▶ _Goal of the exercise_: Copy out the listing below, replacing "interactable" with "clickable" everywhere and keeping everything else the same. Leave out the pictures.

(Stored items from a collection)
"""

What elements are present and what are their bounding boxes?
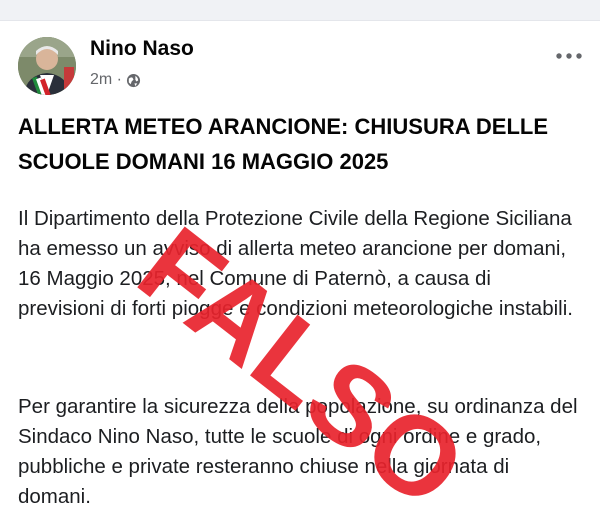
top-bar [0,0,600,21]
post-meta: 2m · [90,71,141,89]
avatar-photo [18,37,76,95]
author-name[interactable]: Nino Naso [90,37,194,61]
more-options-icon[interactable] [554,49,584,63]
facebook-post: Nino Naso 2m · ALLERTA METEO ARANCIONE: … [0,21,600,515]
post-time[interactable]: 2m · [90,71,122,89]
post-header: Nino Naso 2m · [18,35,588,97]
post-title: ALLERTA METEO ARANCIONE: CHIUSURA DELLE … [18,114,549,174]
post-paragraph-2: Per garantire la sicurezza della popolaz… [18,395,578,508]
globe-icon [126,73,141,87]
avatar[interactable] [18,37,76,95]
post-paragraph-1: Il Dipartimento della Protezione Civile … [18,207,573,320]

"""

▶ _Full output_:
What elements are present and what are their bounding boxes?
top-bar [0,0,600,21]
post-meta: 2m · [90,71,141,89]
avatar-photo [18,37,76,95]
author-name[clickable]: Nino Naso [90,37,194,61]
more-options-icon[clickable] [554,49,584,63]
facebook-post: Nino Naso 2m · ALLERTA METEO ARANCIONE: … [0,21,600,515]
post-time[clickable]: 2m · [90,71,122,89]
post-header: Nino Naso 2m · [18,35,588,97]
post-title: ALLERTA METEO ARANCIONE: CHIUSURA DELLE … [18,114,549,174]
post-paragraph-2: Per garantire la sicurezza della popolaz… [18,395,578,508]
globe-icon [126,73,141,87]
avatar[clickable] [18,37,76,95]
post-paragraph-1: Il Dipartimento della Protezione Civile … [18,207,573,320]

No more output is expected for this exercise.